What the task requires
Copy the material below word for word, starting at its first line and ending with the line that contains "play-icon: ▶ <box>554 213 568 225</box>". Include both of those lines.
===== Dataset records
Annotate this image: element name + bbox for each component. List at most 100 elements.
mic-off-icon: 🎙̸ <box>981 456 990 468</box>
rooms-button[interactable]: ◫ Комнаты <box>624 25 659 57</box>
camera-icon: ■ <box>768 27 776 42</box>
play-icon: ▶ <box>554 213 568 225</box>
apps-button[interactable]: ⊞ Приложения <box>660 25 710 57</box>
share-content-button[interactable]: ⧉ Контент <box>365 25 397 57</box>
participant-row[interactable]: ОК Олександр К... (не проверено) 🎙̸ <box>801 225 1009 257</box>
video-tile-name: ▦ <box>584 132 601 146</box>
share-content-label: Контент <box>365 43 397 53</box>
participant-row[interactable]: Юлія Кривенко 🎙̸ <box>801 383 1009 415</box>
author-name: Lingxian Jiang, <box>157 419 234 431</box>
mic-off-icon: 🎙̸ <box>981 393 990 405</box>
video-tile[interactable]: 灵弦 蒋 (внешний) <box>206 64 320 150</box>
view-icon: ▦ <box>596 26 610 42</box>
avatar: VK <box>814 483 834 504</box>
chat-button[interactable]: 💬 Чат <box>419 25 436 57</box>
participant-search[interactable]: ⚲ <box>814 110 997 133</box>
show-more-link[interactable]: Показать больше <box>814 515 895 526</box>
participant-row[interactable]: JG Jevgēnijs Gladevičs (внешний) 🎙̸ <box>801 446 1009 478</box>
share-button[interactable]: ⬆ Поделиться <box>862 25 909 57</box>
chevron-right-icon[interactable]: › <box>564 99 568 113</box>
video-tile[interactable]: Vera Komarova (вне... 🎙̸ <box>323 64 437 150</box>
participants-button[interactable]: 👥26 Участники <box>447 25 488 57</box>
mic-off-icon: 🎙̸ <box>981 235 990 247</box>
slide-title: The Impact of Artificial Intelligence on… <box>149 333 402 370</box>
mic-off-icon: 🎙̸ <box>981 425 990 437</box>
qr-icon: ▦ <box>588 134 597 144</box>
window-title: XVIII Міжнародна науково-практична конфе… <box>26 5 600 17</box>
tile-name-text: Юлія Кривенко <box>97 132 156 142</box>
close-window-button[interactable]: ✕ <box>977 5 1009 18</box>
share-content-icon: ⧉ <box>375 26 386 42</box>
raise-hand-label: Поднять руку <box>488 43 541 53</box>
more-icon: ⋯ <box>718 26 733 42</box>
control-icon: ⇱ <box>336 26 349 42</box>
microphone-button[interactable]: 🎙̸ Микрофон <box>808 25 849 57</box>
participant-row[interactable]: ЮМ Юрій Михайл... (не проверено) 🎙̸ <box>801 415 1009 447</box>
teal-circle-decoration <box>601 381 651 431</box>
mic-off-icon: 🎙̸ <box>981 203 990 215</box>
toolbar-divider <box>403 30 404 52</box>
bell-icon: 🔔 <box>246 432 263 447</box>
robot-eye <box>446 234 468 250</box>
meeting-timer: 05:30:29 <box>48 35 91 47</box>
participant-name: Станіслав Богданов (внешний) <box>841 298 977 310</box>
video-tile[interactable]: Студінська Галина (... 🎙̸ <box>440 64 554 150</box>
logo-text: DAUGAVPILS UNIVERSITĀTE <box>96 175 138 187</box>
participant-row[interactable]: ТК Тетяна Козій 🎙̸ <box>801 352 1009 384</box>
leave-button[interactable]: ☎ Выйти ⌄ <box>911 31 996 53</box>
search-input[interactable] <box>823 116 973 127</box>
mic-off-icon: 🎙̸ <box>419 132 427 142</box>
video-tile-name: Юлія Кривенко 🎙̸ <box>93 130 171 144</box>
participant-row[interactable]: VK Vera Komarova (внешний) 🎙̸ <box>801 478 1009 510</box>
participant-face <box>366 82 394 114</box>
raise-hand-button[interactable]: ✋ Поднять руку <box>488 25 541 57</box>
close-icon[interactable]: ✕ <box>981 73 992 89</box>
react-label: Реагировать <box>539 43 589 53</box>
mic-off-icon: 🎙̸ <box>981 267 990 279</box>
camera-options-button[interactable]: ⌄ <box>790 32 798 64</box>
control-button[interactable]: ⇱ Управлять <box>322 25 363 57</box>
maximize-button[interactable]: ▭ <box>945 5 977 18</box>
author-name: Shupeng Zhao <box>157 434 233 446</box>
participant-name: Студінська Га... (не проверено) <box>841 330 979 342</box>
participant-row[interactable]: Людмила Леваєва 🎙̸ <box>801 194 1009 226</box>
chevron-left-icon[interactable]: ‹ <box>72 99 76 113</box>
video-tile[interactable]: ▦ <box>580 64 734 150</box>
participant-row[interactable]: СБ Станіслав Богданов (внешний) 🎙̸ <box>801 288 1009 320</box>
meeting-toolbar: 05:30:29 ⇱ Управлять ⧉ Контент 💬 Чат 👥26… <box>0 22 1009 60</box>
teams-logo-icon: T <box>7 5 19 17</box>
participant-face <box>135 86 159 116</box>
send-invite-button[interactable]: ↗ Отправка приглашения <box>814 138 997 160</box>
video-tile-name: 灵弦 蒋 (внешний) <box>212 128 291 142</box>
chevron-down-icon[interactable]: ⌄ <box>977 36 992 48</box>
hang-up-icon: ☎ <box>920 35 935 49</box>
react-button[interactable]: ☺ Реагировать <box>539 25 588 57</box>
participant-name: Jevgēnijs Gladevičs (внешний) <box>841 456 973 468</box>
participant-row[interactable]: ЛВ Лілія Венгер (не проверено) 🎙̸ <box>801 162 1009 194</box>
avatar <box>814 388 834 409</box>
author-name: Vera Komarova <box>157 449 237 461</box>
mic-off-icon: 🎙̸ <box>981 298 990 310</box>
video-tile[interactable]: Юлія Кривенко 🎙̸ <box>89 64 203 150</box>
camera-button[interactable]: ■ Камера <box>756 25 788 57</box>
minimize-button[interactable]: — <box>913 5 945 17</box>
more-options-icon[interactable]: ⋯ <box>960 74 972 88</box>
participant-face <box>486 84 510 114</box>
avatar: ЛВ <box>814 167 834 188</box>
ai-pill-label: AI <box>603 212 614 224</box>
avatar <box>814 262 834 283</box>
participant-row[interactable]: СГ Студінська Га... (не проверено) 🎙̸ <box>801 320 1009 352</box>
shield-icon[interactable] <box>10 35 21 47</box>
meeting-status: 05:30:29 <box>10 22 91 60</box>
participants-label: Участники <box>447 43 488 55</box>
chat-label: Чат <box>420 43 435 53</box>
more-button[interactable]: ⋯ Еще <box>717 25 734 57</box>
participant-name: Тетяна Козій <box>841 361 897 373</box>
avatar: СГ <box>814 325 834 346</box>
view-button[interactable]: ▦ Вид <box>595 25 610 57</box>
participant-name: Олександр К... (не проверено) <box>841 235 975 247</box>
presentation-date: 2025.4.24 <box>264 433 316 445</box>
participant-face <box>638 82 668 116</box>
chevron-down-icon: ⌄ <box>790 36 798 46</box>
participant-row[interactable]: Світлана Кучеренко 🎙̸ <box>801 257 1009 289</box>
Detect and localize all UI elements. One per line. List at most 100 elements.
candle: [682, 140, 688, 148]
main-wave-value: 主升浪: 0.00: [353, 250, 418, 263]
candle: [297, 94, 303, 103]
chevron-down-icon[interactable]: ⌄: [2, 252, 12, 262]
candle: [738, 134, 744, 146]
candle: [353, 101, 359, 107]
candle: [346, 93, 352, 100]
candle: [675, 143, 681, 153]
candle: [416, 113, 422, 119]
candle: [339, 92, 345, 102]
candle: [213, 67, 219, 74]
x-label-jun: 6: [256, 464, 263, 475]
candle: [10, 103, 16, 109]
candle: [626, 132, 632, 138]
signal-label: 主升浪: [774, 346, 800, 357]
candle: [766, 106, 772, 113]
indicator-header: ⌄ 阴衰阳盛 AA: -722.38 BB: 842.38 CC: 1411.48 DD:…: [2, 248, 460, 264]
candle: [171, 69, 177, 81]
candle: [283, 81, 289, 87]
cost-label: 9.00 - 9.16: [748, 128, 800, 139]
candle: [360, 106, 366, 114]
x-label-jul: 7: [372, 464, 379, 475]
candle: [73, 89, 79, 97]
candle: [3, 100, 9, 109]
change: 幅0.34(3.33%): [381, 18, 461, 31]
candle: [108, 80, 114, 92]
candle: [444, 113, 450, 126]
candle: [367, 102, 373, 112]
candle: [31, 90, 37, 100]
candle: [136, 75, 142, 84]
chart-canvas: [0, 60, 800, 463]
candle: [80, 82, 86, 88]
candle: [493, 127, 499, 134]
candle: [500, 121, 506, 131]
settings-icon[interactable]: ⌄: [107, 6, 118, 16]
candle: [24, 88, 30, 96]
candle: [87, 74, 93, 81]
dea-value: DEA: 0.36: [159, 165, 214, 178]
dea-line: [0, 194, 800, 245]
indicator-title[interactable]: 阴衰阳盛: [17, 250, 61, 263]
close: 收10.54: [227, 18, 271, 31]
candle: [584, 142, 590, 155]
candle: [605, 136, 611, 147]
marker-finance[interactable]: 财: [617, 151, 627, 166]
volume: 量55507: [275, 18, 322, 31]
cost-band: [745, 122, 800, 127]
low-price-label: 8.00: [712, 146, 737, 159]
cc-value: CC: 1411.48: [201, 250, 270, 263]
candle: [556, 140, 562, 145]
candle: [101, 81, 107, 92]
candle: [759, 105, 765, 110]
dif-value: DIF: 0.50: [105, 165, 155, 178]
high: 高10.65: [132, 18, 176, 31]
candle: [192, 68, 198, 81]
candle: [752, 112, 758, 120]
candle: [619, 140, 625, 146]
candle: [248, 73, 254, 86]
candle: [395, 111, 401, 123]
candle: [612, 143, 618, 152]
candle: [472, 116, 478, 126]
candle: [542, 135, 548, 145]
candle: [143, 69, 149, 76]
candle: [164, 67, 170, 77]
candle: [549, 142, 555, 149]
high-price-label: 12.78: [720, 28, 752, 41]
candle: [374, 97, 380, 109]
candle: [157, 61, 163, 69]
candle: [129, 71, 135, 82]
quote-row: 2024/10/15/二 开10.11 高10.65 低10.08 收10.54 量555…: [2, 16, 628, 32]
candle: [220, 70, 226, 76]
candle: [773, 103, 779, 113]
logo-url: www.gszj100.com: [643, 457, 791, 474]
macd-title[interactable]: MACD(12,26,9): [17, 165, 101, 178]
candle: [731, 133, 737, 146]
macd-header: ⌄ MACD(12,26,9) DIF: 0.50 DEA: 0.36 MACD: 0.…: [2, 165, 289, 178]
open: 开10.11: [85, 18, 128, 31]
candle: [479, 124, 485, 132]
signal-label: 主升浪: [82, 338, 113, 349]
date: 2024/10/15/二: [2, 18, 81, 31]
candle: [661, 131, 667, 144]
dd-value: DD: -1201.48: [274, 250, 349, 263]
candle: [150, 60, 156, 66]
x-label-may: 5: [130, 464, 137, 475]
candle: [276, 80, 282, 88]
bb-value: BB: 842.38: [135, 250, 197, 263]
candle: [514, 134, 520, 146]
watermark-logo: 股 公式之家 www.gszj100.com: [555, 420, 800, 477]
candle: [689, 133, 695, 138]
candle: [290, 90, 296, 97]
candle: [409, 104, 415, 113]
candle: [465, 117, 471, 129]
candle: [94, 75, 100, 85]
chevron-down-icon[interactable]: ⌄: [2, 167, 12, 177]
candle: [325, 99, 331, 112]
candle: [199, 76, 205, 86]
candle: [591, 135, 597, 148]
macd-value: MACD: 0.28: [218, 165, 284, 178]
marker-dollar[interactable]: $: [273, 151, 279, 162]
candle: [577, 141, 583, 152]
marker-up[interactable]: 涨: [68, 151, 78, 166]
==========
Full response
Annotate this image: element name + bbox for each component. List at most 100 elements.
mic-off-icon: 🎙̸ <box>981 456 990 468</box>
rooms-button[interactable]: ◫ Комнаты <box>624 25 659 57</box>
camera-icon: ■ <box>768 27 776 42</box>
play-icon: ▶ <box>554 213 568 225</box>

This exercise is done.